INFORMATION PROVIDED
—————

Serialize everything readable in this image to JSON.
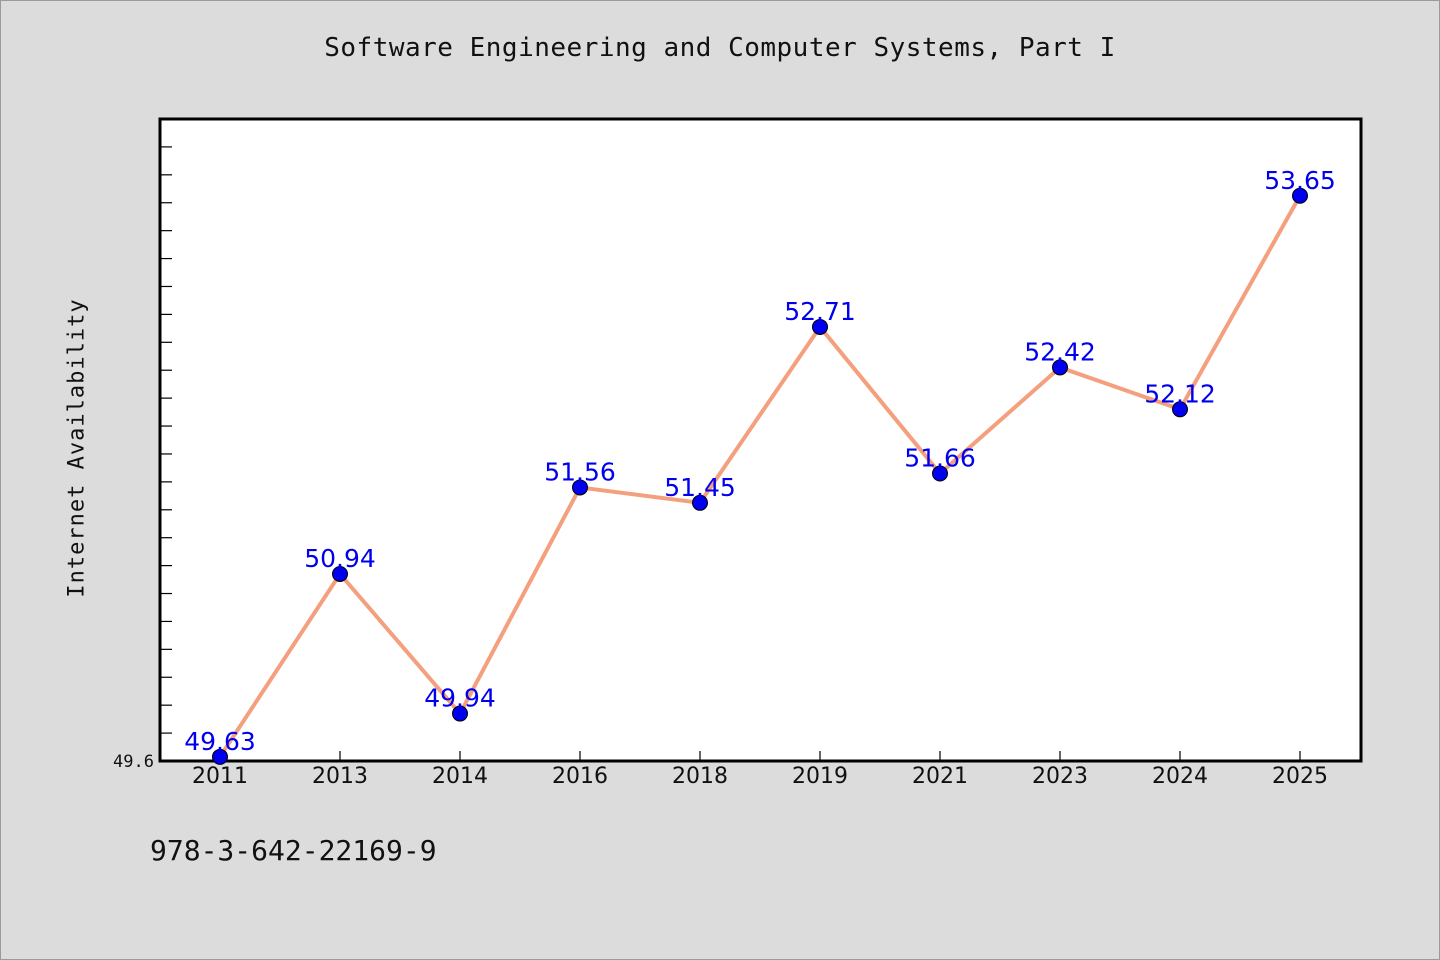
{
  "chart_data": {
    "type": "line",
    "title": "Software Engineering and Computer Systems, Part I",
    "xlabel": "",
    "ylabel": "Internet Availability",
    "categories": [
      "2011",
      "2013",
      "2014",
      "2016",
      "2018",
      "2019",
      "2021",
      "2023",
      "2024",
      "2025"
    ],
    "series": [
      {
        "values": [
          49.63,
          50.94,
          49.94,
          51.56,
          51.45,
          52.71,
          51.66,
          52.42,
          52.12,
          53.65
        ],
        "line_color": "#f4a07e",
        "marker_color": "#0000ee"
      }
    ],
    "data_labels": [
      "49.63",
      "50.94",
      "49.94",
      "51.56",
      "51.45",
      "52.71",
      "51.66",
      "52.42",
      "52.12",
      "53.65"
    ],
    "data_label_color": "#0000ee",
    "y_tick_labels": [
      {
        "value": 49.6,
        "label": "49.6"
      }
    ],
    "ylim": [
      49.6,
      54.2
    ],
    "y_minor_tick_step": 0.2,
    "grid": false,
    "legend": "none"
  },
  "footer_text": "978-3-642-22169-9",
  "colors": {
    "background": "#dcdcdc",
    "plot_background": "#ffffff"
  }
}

—————

TASK
Copy everything in the records above except the pictures, exactly as written.

RESPONSE
Serialize everything readable in this image to JSON.
{
  "chart_data": {
    "type": "line",
    "title": "Software Engineering and Computer Systems, Part I",
    "xlabel": "",
    "ylabel": "Internet Availability",
    "categories": [
      "2011",
      "2013",
      "2014",
      "2016",
      "2018",
      "2019",
      "2021",
      "2023",
      "2024",
      "2025"
    ],
    "series": [
      {
        "values": [
          49.63,
          50.94,
          49.94,
          51.56,
          51.45,
          52.71,
          51.66,
          52.42,
          52.12,
          53.65
        ],
        "line_color": "#f4a07e",
        "marker_color": "#0000ee"
      }
    ],
    "data_labels": [
      "49.63",
      "50.94",
      "49.94",
      "51.56",
      "51.45",
      "52.71",
      "51.66",
      "52.42",
      "52.12",
      "53.65"
    ],
    "data_label_color": "#0000ee",
    "y_tick_labels": [
      {
        "value": 49.6,
        "label": "49.6"
      }
    ],
    "ylim": [
      49.6,
      54.2
    ],
    "y_minor_tick_step": 0.2,
    "grid": false,
    "legend": "none"
  },
  "footer_text": "978-3-642-22169-9",
  "colors": {
    "background": "#dcdcdc",
    "plot_background": "#ffffff"
  }
}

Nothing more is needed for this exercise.